▸ **EXTRACT**
/---
Identifiers not found in local cache are then run through a BurstValve to batch fetch from remote cache or worker process. This means that there will only be one active request per identifier for the given worker.
getUnsafeMulti(ids: IdentifierType[])
Similar to getMulti, fetches list of values for the identifiers provided, but raises exceptions when they are found instead of returning errors
getRequiredMulti(ids: IdentifierType[])
Similar to getMulti, fetches list of values for the identifiers provided, but raises exceptions when values are not found for any id
getEntryMulti(ids: IdentifierType[])
Similar to getMulti, gets a a list of Entry wrapped values for the identifiers provided. The "source" indicates at what point the value was retrieved from (local-cache, remote-cache, or worker)
Exceptions are returned, not raised, and use the "error" source key
stream(ids: IdentifierType[], streamResultCallback: (id: IdentifierType, result: ResultType) => Promise<void>)
\---
▸ **INFORMATION SUPPLIED**
/---
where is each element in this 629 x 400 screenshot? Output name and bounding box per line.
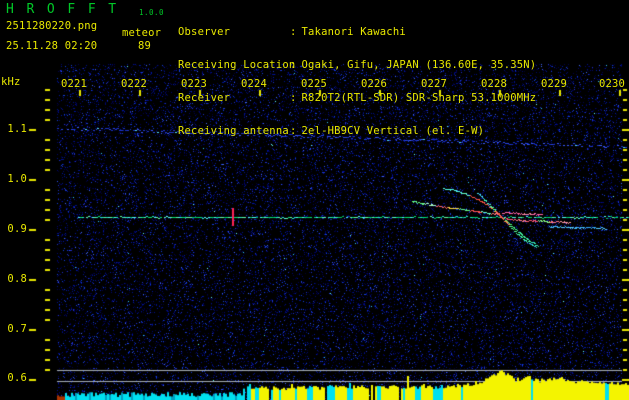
\---
▸ **PROBLEMS TO WORK ON**
1. Do these statements agree with the cache API excerpt? For each, answer yes or no and quote the deciding words. (a) getRequiredMulti raises exceptions when values are not found for any id. (b) Identifiers missing from local cache are fetched one at a time. (c) For a given worker, each identifier has only one active request.
2. Can you rewrite the paragraph in the cache API excerpt that begins "Identifiers not found in local cache" as a two-item list?
The lines have no role in any of this.

▸ **RESULTS OF THE EXERCISE**
1.
(a) Yes: "raises exceptions when values are not found for any id"
(b) No: "run through a BurstValve to batch fetch from remote cache or worker process"
(c) Yes: "there will only be one active request per identifier for the given worker"

2.
- Identifiers missing from the local cache pass through a BurstValve, which batch fetches them from the remote cache or a worker process.
- As a result, a given worker has only one active request per identifier.